● Task brief
Leave out the pictures and repeat every record exactly.

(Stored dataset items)
•••

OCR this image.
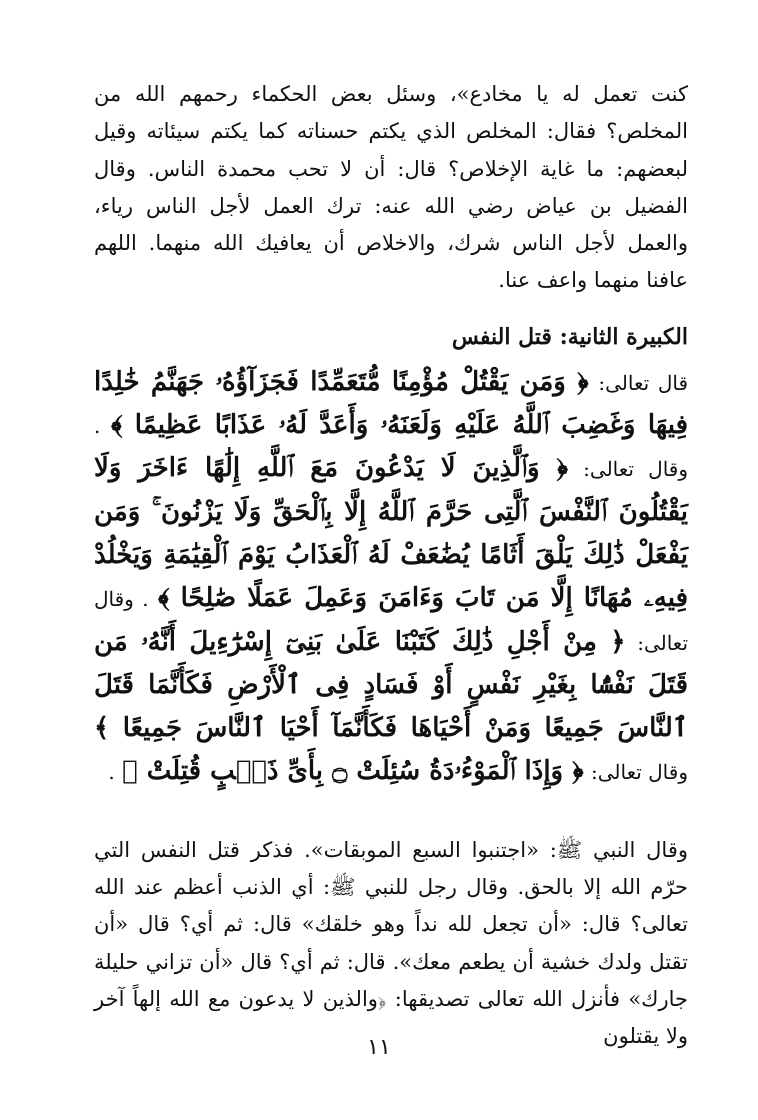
كنت تعمل له يا مخادع»، وسئل بعض الحكماء رحمهم الله من المخلص؟ فقال: المخلص الذي يكتم حسناته كما يكتم سيئاته وقيل لبعضهم: ما غاية الإخلاص؟ قال: أن لا تحب محمدة الناس. وقال الفضيل بن عياض رضي الله عنه: ترك العمل لأجل الناس رياء، والعمل لأجل الناس شرك، والاخلاص أن يعافيك الله منهما. اللهم عافنا منهما واعف عنا.

الكبيرة الثانية: قتل النفس

قال تعالى: ﴿ وَمَن يَقْتُلْ مُؤْمِنًا مُّتَعَمِّدًا فَجَزَآؤُهُۥ جَهَنَّمُ خَٰلِدًا فِيهَا وَغَضِبَ ٱللَّهُ عَلَيْهِ وَلَعَنَهُۥ وَأَعَدَّ لَهُۥ عَذَابًا عَظِيمًا ﴾ . وقال تعالى: ﴿ وَٱلَّذِينَ لَا يَدْعُونَ مَعَ ٱللَّهِ إِلَٰهًا ءَاخَرَ وَلَا يَقْتُلُونَ ٱلنَّفْسَ ٱلَّتِى حَرَّمَ ٱللَّهُ إِلَّا بِٱلْحَقِّ وَلَا يَزْنُونَ ۚ وَمَن يَفْعَلْ ذَٰلِكَ يَلْقَ أَثَامًا يُضَٰعَفْ لَهُ ٱلْعَذَابُ يَوْمَ ٱلْقِيَٰمَةِ وَيَخْلُدْ فِيهِۦ مُهَانًا إِلَّا مَن تَابَ وَءَامَنَ وَعَمِلَ عَمَلًا صَٰلِحًا ﴾ . وقال تعالى: ﴿ مِنْ أَجْلِ ذَٰلِكَ كَتَبْنَا عَلَىٰ بَنِىٓ إِسْرَٰٓءِيلَ أَنَّهُۥ مَن قَتَلَ نَفْسًۢا بِغَيْرِ نَفْسٍ أَوْ فَسَادٍ فِى ٱلْأَرْضِ فَكَأَنَّمَا قَتَلَ ٱلنَّاسَ جَمِيعًا وَمَنْ أَحْيَاهَا فَكَأَنَّمَآ أَحْيَا ٱلنَّاسَ جَمِيعًا ﴾ وقال تعالى: ﴿ وَإِذَا ٱلْمَوْءُۥدَةُ سُئِلَتْ ۝ بِأَىِّ ذَنۢبٍ قُتِلَتْ ﴾ .

وقال النبي ﷺ: «اجتنبوا السبع الموبقات». فذكر قتل النفس التي حرّم الله إلا بالحق. وقال رجل للنبي ﷺ: أي الذنب أعظم عند الله تعالى؟ قال: «أن تجعل لله نداً وهو خلقك» قال: ثم أي؟ قال «أن تقتل ولدك خشية أن يطعم معك». قال: ثم أي؟ قال «أن تزاني حليلة جارك» فأنزل الله تعالى تصديقها: ﴿والذين لا يدعون مع الله إلهاً آخر ولا يقتلون

١١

•••

● The output
OCR this image.
كنت تعمل له يا مخادع»، وسئل بعض الحكماء رحمهم الله من المخلص؟ فقال: المخلص الذي يكتم حسناته كما يكتم سيئاته وقيل لبعضهم: ما غاية الإخلاص؟ قال: أن لا تحب محمدة الناس. وقال الفضيل بن عياض رضي الله عنه: ترك العمل لأجل الناس رياء، والعمل لأجل الناس شرك، والاخلاص أن يعافيك الله منهما. اللهم عافنا منهما واعف عنا.

الكبيرة الثانية: قتل النفس

قال تعالى: ﴿ وَمَن يَقْتُلْ مُؤْمِنًا مُّتَعَمِّدًا فَجَزَآؤُهُۥ جَهَنَّمُ خَٰلِدًا فِيهَا وَغَضِبَ ٱللَّهُ عَلَيْهِ وَلَعَنَهُۥ وَأَعَدَّ لَهُۥ عَذَابًا عَظِيمًا ﴾ . وقال تعالى: ﴿ وَٱلَّذِينَ لَا يَدْعُونَ مَعَ ٱللَّهِ إِلَٰهًا ءَاخَرَ وَلَا يَقْتُلُونَ ٱلنَّفْسَ ٱلَّتِى حَرَّمَ ٱللَّهُ إِلَّا بِٱلْحَقِّ وَلَا يَزْنُونَ ۚ وَمَن يَفْعَلْ ذَٰلِكَ يَلْقَ أَثَامًا يُضَٰعَفْ لَهُ ٱلْعَذَابُ يَوْمَ ٱلْقِيَٰمَةِ وَيَخْلُدْ فِيهِۦ مُهَانًا إِلَّا مَن تَابَ وَءَامَنَ وَعَمِلَ عَمَلًا صَٰلِحًا ﴾ . وقال تعالى: ﴿ مِنْ أَجْلِ ذَٰلِكَ كَتَبْنَا عَلَىٰ بَنِىٓ إِسْرَٰٓءِيلَ أَنَّهُۥ مَن قَتَلَ نَفْسًۢا بِغَيْرِ نَفْسٍ أَوْ فَسَادٍ فِى ٱلْأَرْضِ فَكَأَنَّمَا قَتَلَ ٱلنَّاسَ جَمِيعًا وَمَنْ أَحْيَاهَا فَكَأَنَّمَآ أَحْيَا ٱلنَّاسَ جَمِيعًا ﴾ وقال تعالى: ﴿ وَإِذَا ٱلْمَوْءُۥدَةُ سُئِلَتْ ۝ بِأَىِّ ذَنۢبٍ قُتِلَتْ ﴾ .

وقال النبي ﷺ: «اجتنبوا السبع الموبقات». فذكر قتل النفس التي حرّم الله إلا بالحق. وقال رجل للنبي ﷺ: أي الذنب أعظم عند الله تعالى؟ قال: «أن تجعل لله نداً وهو خلقك» قال: ثم أي؟ قال «أن تقتل ولدك خشية أن يطعم معك». قال: ثم أي؟ قال «أن تزاني حليلة جارك» فأنزل الله تعالى تصديقها: ﴿والذين لا يدعون مع الله إلهاً آخر ولا يقتلون

١١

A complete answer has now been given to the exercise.